** Seite **
Besonders verwerflich ist, dass Sie die Regelsätze der nichterwerbsfähigen Menschen mit Behinderung um 25 % kürzen wollen. Auch das ist relativ unstrittig unter Ihnen. Nicht erwerbsfähige Menschen mit Behinderungen erhalten also 73 Euro pro Monat weniger, und das vor dem Hintergrund der geltenden UN-Konvention für die Rechte von Menschen mit Behinderung.
Das ist tatsächlich zu wenig. Sie diskutieren jetzt darüber, welche Brosamen die Kommunen verteilen sollen. Sie brauchen auch nicht so zu tun, als wollten Sie ehrlich über Leiharbeit und Mindestlöhne diskutieren. Entsprechende Anträge dazu haben Sie alle im Bundestag abgelehnt und somit entsprechende Regelungen verhindert.

** Kurze Aufgabe 1 **
Gib den Abschnitt des Redetexts wortgetreu wieder, beginnend bei „Das ist tatsächlich“ und endend bei „entsprechende Regelungen verhindert.“.
Der Redetext und die Datensätze sind voneinander unabhängig.

** Vorliegende Datensätze **
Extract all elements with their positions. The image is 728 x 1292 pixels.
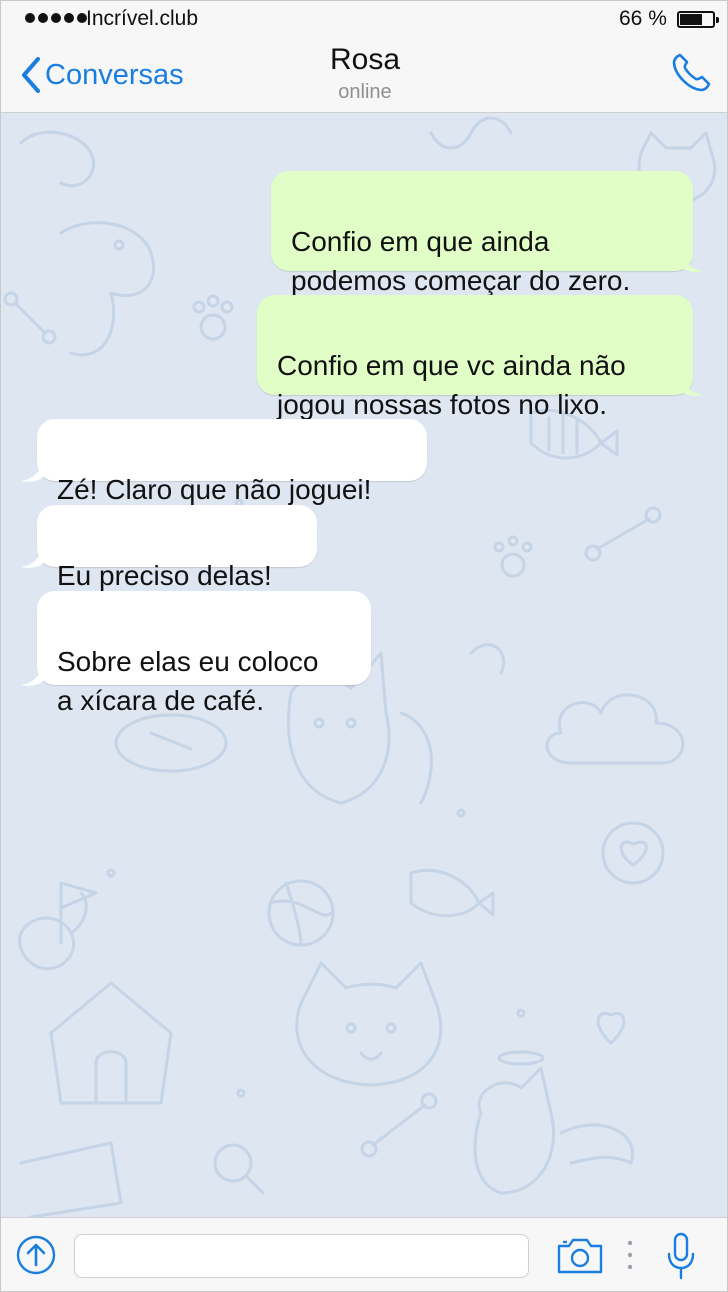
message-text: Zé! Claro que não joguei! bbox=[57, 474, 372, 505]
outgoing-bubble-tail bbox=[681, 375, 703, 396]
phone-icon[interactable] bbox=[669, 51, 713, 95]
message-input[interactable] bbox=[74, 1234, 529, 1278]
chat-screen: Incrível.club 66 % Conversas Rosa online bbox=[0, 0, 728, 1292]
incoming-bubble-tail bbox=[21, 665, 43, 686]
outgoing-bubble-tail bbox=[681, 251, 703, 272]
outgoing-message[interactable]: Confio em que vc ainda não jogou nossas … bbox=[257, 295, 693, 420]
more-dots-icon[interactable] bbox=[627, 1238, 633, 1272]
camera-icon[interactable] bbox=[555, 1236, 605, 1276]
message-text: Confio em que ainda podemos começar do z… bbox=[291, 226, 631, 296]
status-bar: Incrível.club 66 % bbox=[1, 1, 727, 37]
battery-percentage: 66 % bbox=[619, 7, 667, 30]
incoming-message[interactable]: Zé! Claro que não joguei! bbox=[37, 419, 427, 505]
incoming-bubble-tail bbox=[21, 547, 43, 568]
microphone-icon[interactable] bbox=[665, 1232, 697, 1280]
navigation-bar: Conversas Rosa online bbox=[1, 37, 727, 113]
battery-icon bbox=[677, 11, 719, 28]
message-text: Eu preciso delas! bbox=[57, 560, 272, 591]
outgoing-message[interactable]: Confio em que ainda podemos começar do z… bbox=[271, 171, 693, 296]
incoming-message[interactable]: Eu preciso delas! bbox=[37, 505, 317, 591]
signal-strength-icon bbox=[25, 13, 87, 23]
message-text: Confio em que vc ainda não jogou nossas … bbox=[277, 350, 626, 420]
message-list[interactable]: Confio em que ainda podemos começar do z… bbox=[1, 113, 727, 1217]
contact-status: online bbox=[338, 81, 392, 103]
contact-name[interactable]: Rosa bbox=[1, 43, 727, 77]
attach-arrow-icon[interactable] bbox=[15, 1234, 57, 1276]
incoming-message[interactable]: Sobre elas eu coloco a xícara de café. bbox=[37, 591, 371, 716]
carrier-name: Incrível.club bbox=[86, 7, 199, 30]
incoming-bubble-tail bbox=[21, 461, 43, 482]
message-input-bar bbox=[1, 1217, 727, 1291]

** Kurze Aufgabe 2 **
Zitiere aus den Datensätzen nur die Zeilen, beginnend mit der Zeile, die „message-text: Zé! Claro“ enthält, und endend mit der Zeile, die „camera-icon[interactable] bbox=[555, 1236, 605, 1276]“ enthält, beide eingeschlossen.

** Erwartete Ausgabe 1 **
Das ist tatsächlich zu wenig. Sie diskutieren jetzt darüber, welche Brosamen die Kommunen verteilen sollen. Sie brauchen auch nicht so zu tun, als wollten Sie ehrlich über Leiharbeit und Mindestlöhne diskutieren. Entsprechende Anträge dazu haben Sie alle im Bundestag abgelehnt und somit entsprechende Regelungen verhindert.

** Erwartete Ausgabe 2 **
message-text: Zé! Claro que não joguei! bbox=[57, 474, 372, 505]
outgoing-bubble-tail bbox=[681, 375, 703, 396]
phone-icon[interactable] bbox=[669, 51, 713, 95]
message-input[interactable] bbox=[74, 1234, 529, 1278]
chat-screen: Incrível.club 66 % Conversas Rosa online bbox=[0, 0, 728, 1292]
incoming-bubble-tail bbox=[21, 665, 43, 686]
outgoing-bubble-tail bbox=[681, 251, 703, 272]
outgoing-message[interactable]: Confio em que vc ainda não jogou nossas … bbox=[257, 295, 693, 420]
more-dots-icon[interactable] bbox=[627, 1238, 633, 1272]
camera-icon[interactable] bbox=[555, 1236, 605, 1276]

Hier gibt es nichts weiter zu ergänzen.